Can you give the lines from the start of the records through the line containing "volume-icon[interactable]: 🔇 —" as a JSON list of strings, one per line, with blank lines left out?

===== Entries

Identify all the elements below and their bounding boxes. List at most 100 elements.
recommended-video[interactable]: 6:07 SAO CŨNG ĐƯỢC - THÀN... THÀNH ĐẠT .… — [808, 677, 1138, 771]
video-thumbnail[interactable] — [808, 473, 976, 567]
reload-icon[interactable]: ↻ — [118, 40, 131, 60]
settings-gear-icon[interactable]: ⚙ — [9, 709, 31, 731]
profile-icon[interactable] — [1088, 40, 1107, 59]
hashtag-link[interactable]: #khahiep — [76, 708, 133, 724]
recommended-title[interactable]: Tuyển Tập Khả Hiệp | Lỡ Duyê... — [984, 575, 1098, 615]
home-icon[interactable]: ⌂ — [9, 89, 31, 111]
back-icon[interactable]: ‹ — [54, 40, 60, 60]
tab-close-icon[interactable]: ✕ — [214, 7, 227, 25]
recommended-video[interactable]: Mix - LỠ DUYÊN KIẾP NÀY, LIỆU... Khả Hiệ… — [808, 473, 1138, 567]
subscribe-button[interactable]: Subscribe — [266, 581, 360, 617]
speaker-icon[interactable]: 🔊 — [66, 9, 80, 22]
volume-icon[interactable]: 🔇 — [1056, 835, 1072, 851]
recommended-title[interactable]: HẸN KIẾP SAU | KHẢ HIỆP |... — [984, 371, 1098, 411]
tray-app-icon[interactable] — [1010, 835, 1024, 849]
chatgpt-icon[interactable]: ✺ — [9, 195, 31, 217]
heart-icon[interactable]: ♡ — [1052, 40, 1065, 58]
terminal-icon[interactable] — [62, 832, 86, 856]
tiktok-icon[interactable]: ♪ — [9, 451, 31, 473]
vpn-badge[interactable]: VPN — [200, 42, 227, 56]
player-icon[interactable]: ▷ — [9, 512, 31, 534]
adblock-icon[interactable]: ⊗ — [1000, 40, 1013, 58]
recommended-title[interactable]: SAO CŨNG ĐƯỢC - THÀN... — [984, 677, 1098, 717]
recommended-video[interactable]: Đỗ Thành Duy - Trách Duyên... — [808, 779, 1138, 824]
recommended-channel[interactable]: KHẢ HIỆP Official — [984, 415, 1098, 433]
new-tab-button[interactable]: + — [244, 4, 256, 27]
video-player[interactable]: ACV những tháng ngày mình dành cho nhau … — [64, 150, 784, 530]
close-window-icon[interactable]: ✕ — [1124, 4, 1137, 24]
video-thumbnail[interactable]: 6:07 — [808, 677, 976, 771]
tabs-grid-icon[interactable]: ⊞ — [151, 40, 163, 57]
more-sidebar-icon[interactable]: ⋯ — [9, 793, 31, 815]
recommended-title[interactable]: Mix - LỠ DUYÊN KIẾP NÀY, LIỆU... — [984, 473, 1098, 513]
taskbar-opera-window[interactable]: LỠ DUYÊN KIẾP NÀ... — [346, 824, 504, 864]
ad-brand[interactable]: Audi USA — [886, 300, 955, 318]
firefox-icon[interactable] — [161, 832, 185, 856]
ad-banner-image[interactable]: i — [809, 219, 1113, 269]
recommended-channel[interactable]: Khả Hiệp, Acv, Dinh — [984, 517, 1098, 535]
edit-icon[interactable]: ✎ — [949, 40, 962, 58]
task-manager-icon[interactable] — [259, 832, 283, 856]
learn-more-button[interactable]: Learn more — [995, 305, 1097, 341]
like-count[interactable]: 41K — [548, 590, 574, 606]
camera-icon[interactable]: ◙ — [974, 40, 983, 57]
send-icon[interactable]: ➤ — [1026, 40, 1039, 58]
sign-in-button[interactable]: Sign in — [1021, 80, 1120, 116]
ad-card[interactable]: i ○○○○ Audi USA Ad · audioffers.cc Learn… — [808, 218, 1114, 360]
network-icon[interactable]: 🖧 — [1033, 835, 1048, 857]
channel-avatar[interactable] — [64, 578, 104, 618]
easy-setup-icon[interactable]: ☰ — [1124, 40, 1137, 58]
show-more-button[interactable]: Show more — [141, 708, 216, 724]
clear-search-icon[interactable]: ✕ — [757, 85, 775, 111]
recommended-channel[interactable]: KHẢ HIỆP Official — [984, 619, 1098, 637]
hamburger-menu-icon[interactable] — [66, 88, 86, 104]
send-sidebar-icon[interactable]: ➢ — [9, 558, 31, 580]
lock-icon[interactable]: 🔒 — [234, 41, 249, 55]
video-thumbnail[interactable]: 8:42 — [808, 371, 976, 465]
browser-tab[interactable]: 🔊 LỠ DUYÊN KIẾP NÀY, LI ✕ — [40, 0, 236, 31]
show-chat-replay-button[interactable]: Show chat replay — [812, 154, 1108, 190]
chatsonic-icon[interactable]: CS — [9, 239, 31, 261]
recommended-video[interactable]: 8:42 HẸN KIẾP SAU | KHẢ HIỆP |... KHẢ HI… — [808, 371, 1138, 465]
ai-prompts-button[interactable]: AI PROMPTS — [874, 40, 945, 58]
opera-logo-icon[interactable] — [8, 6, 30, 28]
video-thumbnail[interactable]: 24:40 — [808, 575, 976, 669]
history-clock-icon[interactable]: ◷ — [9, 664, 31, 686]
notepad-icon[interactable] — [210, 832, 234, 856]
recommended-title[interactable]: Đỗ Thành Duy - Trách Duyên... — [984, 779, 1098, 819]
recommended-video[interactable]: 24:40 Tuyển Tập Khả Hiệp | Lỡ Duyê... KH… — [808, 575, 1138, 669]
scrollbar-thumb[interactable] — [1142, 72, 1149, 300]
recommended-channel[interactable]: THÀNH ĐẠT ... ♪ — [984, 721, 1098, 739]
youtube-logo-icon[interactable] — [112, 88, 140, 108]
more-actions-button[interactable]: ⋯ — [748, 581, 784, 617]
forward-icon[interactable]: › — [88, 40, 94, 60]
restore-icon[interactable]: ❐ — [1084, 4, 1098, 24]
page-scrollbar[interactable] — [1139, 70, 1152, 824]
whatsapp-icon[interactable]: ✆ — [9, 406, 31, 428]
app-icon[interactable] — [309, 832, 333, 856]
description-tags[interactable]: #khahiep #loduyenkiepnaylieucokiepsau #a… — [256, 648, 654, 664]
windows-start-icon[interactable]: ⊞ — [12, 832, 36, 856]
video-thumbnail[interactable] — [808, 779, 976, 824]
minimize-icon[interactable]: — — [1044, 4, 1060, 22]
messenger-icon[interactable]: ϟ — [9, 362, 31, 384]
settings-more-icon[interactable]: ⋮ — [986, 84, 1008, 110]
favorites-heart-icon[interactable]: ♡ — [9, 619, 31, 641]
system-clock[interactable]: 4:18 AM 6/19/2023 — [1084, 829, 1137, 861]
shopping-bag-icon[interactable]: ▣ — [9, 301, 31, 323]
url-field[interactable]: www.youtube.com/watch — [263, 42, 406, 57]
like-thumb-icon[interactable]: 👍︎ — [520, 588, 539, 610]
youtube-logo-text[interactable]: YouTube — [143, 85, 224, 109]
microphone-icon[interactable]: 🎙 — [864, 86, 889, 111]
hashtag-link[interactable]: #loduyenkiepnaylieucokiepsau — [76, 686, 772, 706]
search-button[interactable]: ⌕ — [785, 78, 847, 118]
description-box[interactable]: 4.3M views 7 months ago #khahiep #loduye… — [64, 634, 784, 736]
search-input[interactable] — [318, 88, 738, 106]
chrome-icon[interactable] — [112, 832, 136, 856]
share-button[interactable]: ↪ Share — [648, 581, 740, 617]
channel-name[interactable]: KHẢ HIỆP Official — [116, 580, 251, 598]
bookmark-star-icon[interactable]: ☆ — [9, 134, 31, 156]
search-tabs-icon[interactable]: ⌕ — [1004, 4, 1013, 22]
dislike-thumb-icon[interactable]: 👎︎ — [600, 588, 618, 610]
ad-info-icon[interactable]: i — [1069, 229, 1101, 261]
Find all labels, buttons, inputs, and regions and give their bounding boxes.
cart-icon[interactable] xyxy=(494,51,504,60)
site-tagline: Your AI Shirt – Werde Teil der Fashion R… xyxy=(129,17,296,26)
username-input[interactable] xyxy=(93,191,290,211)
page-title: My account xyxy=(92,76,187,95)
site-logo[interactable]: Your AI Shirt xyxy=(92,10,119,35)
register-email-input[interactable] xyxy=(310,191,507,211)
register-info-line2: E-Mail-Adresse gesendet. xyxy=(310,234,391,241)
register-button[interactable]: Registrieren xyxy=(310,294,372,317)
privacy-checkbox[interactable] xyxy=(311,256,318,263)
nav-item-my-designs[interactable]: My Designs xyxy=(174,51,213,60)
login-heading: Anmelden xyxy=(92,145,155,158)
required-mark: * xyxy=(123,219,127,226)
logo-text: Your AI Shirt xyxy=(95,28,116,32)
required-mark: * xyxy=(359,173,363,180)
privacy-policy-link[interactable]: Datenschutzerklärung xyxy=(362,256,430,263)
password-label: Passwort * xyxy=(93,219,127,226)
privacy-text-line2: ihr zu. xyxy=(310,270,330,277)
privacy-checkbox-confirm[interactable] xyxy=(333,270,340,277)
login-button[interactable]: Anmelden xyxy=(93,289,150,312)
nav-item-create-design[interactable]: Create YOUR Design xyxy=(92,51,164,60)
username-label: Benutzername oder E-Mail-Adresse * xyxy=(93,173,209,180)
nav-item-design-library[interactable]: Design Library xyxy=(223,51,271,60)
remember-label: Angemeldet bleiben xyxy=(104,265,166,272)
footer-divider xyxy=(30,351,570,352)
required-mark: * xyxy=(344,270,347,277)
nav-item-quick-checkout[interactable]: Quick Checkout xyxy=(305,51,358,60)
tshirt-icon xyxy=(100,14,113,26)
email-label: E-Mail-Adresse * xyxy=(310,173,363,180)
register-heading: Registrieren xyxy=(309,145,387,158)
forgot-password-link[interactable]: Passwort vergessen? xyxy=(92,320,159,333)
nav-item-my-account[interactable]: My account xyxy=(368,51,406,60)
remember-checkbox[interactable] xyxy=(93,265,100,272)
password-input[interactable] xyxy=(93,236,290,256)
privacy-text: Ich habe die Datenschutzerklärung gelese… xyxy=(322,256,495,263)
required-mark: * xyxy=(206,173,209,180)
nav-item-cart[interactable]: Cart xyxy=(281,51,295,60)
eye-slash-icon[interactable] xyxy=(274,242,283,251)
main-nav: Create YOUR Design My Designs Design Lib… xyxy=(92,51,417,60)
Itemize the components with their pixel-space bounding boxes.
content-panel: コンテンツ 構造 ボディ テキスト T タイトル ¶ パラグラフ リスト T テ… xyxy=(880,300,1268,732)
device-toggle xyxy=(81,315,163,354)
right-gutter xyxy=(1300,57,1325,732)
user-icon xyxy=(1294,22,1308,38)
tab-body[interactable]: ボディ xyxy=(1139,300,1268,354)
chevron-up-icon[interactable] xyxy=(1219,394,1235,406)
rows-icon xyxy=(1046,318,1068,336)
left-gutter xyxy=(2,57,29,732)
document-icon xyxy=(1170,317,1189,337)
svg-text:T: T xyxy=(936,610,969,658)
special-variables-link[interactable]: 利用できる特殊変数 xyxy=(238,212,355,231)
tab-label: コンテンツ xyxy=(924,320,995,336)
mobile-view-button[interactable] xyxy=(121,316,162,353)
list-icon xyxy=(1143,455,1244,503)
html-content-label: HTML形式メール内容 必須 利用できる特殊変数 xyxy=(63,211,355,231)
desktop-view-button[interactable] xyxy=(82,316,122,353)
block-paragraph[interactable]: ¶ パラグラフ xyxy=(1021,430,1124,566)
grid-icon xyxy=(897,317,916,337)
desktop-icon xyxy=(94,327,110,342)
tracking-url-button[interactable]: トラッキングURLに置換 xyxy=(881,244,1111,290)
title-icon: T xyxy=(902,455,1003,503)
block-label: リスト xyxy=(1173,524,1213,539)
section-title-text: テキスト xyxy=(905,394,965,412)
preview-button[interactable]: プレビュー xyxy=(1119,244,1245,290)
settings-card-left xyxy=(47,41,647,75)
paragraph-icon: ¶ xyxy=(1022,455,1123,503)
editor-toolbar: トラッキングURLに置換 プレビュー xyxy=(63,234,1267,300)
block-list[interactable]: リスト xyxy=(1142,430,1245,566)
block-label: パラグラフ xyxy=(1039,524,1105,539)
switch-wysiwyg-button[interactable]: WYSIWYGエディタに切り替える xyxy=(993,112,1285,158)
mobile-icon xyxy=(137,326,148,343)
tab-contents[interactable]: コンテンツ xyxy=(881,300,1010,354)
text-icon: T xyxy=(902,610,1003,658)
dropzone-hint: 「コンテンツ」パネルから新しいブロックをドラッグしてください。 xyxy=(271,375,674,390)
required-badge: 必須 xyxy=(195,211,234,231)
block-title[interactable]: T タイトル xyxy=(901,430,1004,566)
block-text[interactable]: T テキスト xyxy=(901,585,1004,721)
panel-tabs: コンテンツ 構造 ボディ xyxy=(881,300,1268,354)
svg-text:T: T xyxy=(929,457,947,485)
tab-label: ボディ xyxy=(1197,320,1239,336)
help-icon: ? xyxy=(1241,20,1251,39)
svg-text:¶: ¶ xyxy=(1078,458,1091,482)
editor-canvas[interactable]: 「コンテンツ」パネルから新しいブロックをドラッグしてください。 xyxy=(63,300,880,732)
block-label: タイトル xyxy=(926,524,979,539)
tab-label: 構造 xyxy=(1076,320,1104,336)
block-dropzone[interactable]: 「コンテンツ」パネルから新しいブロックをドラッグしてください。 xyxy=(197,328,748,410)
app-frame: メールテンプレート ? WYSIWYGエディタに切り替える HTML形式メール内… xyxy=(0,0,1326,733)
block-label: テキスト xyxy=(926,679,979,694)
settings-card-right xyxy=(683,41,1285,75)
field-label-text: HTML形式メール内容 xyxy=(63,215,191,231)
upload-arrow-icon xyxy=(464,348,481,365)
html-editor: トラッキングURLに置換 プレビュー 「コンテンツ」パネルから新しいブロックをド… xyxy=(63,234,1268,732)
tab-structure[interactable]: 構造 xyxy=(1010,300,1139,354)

==========

Task response:
[
  "Identify all the elements below and their bounding boxes. List at most 100 elements.",
  "recommended-video[interactable]: 6:07 SAO CŨNG ĐƯỢC - THÀN... THÀNH ĐẠT .… — [808, 677, 1138, 771]",
  "video-thumbnail[interactable] — [808, 473, 976, 567]",
  "reload-icon[interactable]: ↻ — [118, 40, 131, 60]",
  "settings-gear-icon[interactable]: ⚙ — [9, 709, 31, 731]",
  "profile-icon[interactable] — [1088, 40, 1107, 59]",
  "hashtag-link[interactable]: #khahiep — [76, 708, 133, 724]",
  "recommended-title[interactable]: Tuyển Tập Khả Hiệp | Lỡ Duyê... — [984, 575, 1098, 615]",
  "home-icon[interactable]: ⌂ — [9, 89, 31, 111]",
  "back-icon[interactable]: ‹ — [54, 40, 60, 60]",
  "tab-close-icon[interactable]: ✕ — [214, 7, 227, 25]",
  "recommended-video[interactable]: Mix - LỠ DUYÊN KIẾP NÀY, LIỆU... Khả Hiệ… — [808, 473, 1138, 567]",
  "subscribe-button[interactable]: Subscribe — [266, 581, 360, 617]",
  "speaker-icon[interactable]: 🔊 — [66, 9, 80, 22]",
  "volume-icon[interactable]: 🔇 — [1056, 835, 1072, 851]"
]